* SET PROBLEM
Make an exact transcription of the material, leaving out all images.

Stored data
★ ★ ★ ★

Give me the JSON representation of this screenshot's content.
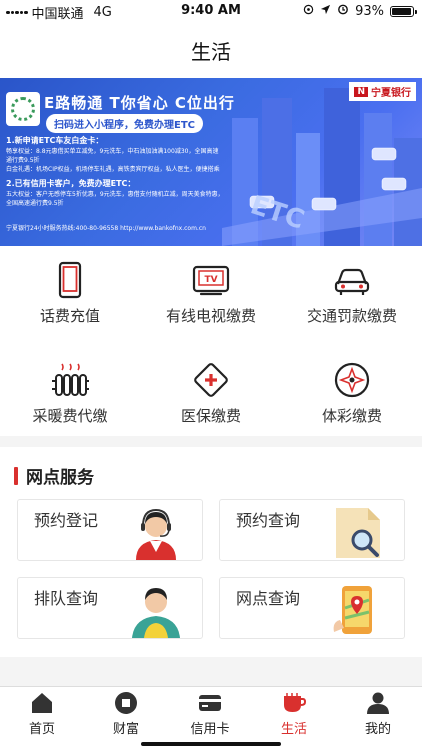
{
  "status_bar": {
    "carrier": "中国联通",
    "network": "4G",
    "time": "9:40 AM",
    "battery": "93%",
    "battery_level": 0.93
  },
  "nav": {
    "title": "生活"
  },
  "banner": {
    "slogan": "E路畅通 T你省心 C位出行",
    "pill": "扫码进入小程序，免费办理ETC",
    "bank_name": "宁夏银行",
    "heading1": "1.新申请ETC车友白金卡：",
    "line1a": "畅享权益：8.8元惠借买单立减免，9元洗车，中石油加油满100减30，全国高速",
    "line1b": "通行费9.5折",
    "line1c": "白金礼遇：机场CIP权益，机场停车礼遇，高铁贵宾厅权益，私人医生，便捷搭乘",
    "heading2": "2.已有信用卡客户，免费办理ETC：",
    "line2a": "五大权益：客户无感停车5折优惠，9元洗车，惠借支付随机立减，周天美食特惠，",
    "line2b": "全国高速通行费9.5折",
    "footer": "宁夏银行24小时服务热线:400-80-96558       http://www.bankofnx.com.cn",
    "etc_mark": "ETC"
  },
  "services": [
    {
      "label": "话费充值",
      "icon": "phone-icon"
    },
    {
      "label": "有线电视缴费",
      "icon": "tv-icon"
    },
    {
      "label": "交通罚款缴费",
      "icon": "car-icon"
    },
    {
      "label": "采暖费代缴",
      "icon": "radiator-icon"
    },
    {
      "label": "医保缴费",
      "icon": "medical-icon"
    },
    {
      "label": "体彩缴费",
      "icon": "lottery-icon"
    }
  ],
  "branch": {
    "title": "网点服务",
    "cards": [
      {
        "label": "预约登记",
        "icon": "headset-agent-icon"
      },
      {
        "label": "预约查询",
        "icon": "document-search-icon"
      },
      {
        "label": "排队查询",
        "icon": "person-icon"
      },
      {
        "label": "网点查询",
        "icon": "map-phone-icon"
      }
    ]
  },
  "tabs": [
    {
      "label": "首页",
      "icon": "home-icon",
      "active": false
    },
    {
      "label": "财富",
      "icon": "wealth-icon",
      "active": false
    },
    {
      "label": "信用卡",
      "icon": "credit-card-icon",
      "active": false
    },
    {
      "label": "生活",
      "icon": "cup-icon",
      "active": true
    },
    {
      "label": "我的",
      "icon": "user-icon",
      "active": false
    }
  ],
  "colors": {
    "accent": "#d9302e",
    "banner_blue": "#3a6be0"
  }
}
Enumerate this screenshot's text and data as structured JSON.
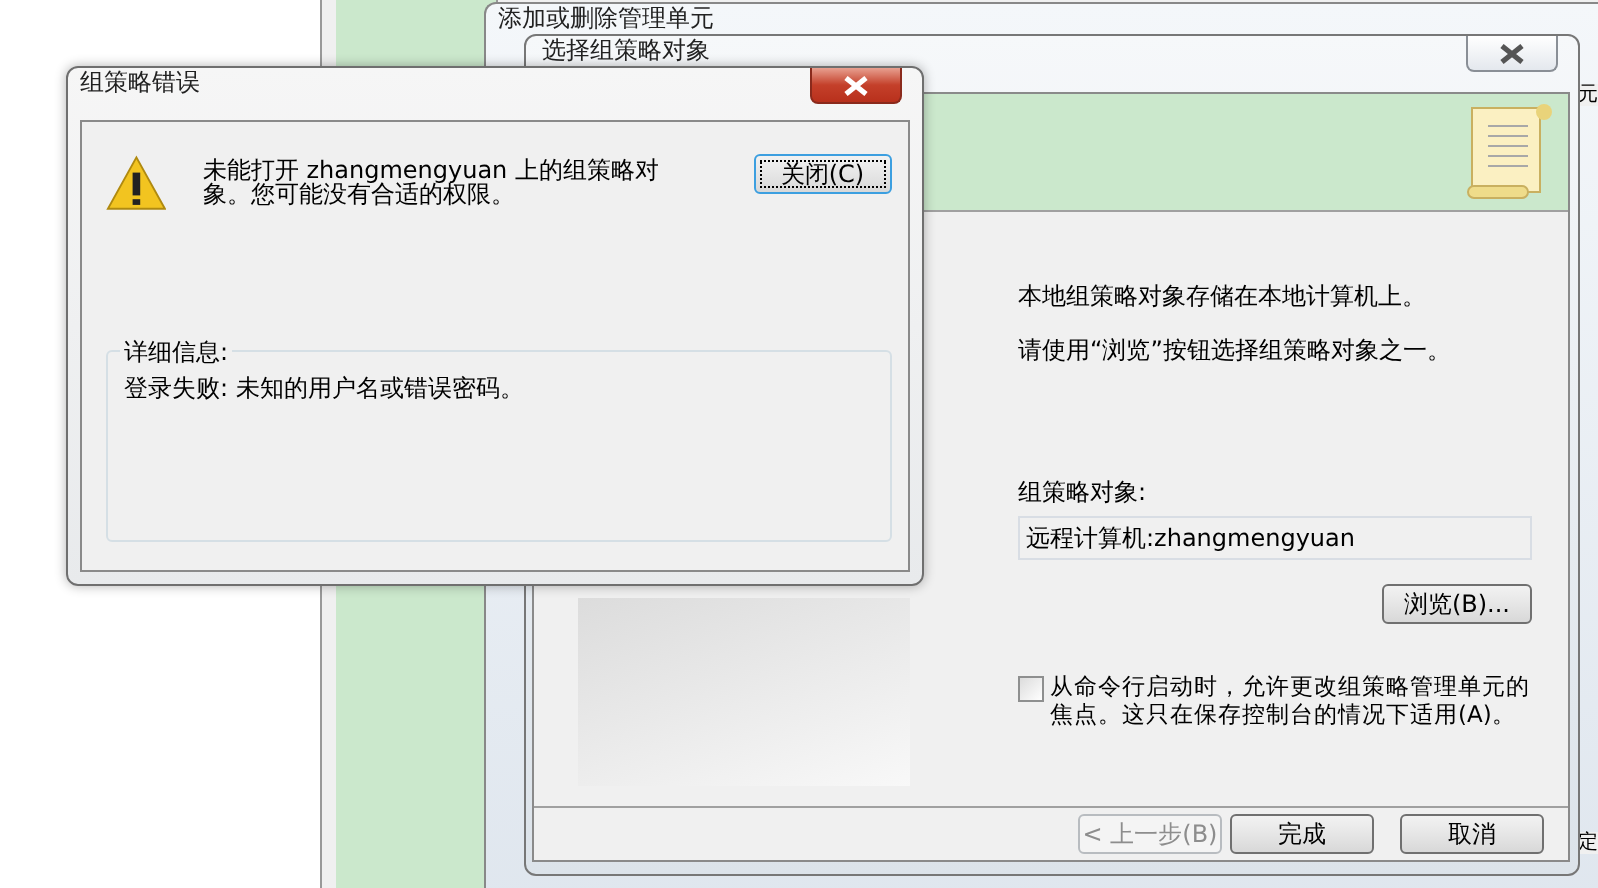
{
  "background_window": {
    "fragments": [
      "元",
      "定"
    ]
  },
  "snapin_window": {
    "title": "添加或删除管理单元"
  },
  "wizard": {
    "title": "选择组策略对象",
    "intro": [
      "本地组策略对象存储在本地计算机上。",
      "请使用“浏览”按钮选择组策略对象之一。"
    ],
    "gpo_label": "组策略对象:",
    "gpo_value": "远程计算机:zhangmengyuan",
    "browse_button": "浏览(B)...",
    "focus_checkbox": {
      "label": "从命令行启动时，允许更改组策略管理单元的焦点。这只在保存控制台的情况下适用(A)。",
      "checked": false
    },
    "buttons": [
      {
        "label": "< 上一步(B)",
        "disabled": true
      },
      {
        "label": "完成",
        "disabled": false
      },
      {
        "label": "取消",
        "disabled": false
      }
    ]
  },
  "error_dialog": {
    "title": "组策略错误",
    "message": "未能打开 zhangmengyuan 上的组策略对象。您可能没有合适的权限。",
    "close_button": "关闭(C)",
    "details_label": "详细信息:",
    "details": "登录失败: 未知的用户名或错误密码。"
  }
}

★ ★ ★ ★

* EXERCISE RESULT
Give me the JSON representation of this screenshot's content.
{
  "status_bar": {
    "carrier": "中国联通",
    "network": "4G",
    "time": "9:40 AM",
    "battery": "93%",
    "battery_level": 0.93
  },
  "nav": {
    "title": "生活"
  },
  "banner": {
    "slogan": "E路畅通 T你省心 C位出行",
    "pill": "扫码进入小程序，免费办理ETC",
    "bank_name": "宁夏银行",
    "heading1": "1.新申请ETC车友白金卡：",
    "line1a": "畅享权益：8.8元惠借买单立减免，9元洗车，中石油加油满100减30，全国高速",
    "line1b": "通行费9.5折",
    "line1c": "白金礼遇：机场CIP权益，机场停车礼遇，高铁贵宾厅权益，私人医生，便捷搭乘",
    "heading2": "2.已有信用卡客户，免费办理ETC：",
    "line2a": "五大权益：客户无感停车5折优惠，9元洗车，惠借支付随机立减，周天美食特惠，",
    "line2b": "全国高速通行费9.5折",
    "footer": "宁夏银行24小时服务热线:400-80-96558       http://www.bankofnx.com.cn",
    "etc_mark": "ETC"
  },
  "services": [
    {
      "label": "话费充值",
      "icon": "phone-icon"
    },
    {
      "label": "有线电视缴费",
      "icon": "tv-icon"
    },
    {
      "label": "交通罚款缴费",
      "icon": "car-icon"
    },
    {
      "label": "采暖费代缴",
      "icon": "radiator-icon"
    },
    {
      "label": "医保缴费",
      "icon": "medical-icon"
    },
    {
      "label": "体彩缴费",
      "icon": "lottery-icon"
    }
  ],
  "branch": {
    "title": "网点服务",
    "cards": [
      {
        "label": "预约登记",
        "icon": "headset-agent-icon"
      },
      {
        "label": "预约查询",
        "icon": "document-search-icon"
      },
      {
        "label": "排队查询",
        "icon": "person-icon"
      },
      {
        "label": "网点查询",
        "icon": "map-phone-icon"
      }
    ]
  },
  "tabs": [
    {
      "label": "首页",
      "icon": "home-icon",
      "active": false
    },
    {
      "label": "财富",
      "icon": "wealth-icon",
      "active": false
    },
    {
      "label": "信用卡",
      "icon": "credit-card-icon",
      "active": false
    },
    {
      "label": "生活",
      "icon": "cup-icon",
      "active": true
    },
    {
      "label": "我的",
      "icon": "user-icon",
      "active": false
    }
  ],
  "colors": {
    "accent": "#d9302e",
    "banner_blue": "#3a6be0"
  }
}
Enumerate this screenshot's text and data as structured JSON.
{
  "background_window": {
    "fragments": [
      "元",
      "定"
    ]
  },
  "snapin_window": {
    "title": "添加或删除管理单元"
  },
  "wizard": {
    "title": "选择组策略对象",
    "intro": [
      "本地组策略对象存储在本地计算机上。",
      "请使用“浏览”按钮选择组策略对象之一。"
    ],
    "gpo_label": "组策略对象:",
    "gpo_value": "远程计算机:zhangmengyuan",
    "browse_button": "浏览(B)...",
    "focus_checkbox": {
      "label": "从命令行启动时，允许更改组策略管理单元的焦点。这只在保存控制台的情况下适用(A)。",
      "checked": false
    },
    "buttons": [
      {
        "label": "< 上一步(B)",
        "disabled": true
      },
      {
        "label": "完成",
        "disabled": false
      },
      {
        "label": "取消",
        "disabled": false
      }
    ]
  },
  "error_dialog": {
    "title": "组策略错误",
    "message": "未能打开 zhangmengyuan 上的组策略对象。您可能没有合适的权限。",
    "close_button": "关闭(C)",
    "details_label": "详细信息:",
    "details": "登录失败: 未知的用户名或错误密码。"
  }
}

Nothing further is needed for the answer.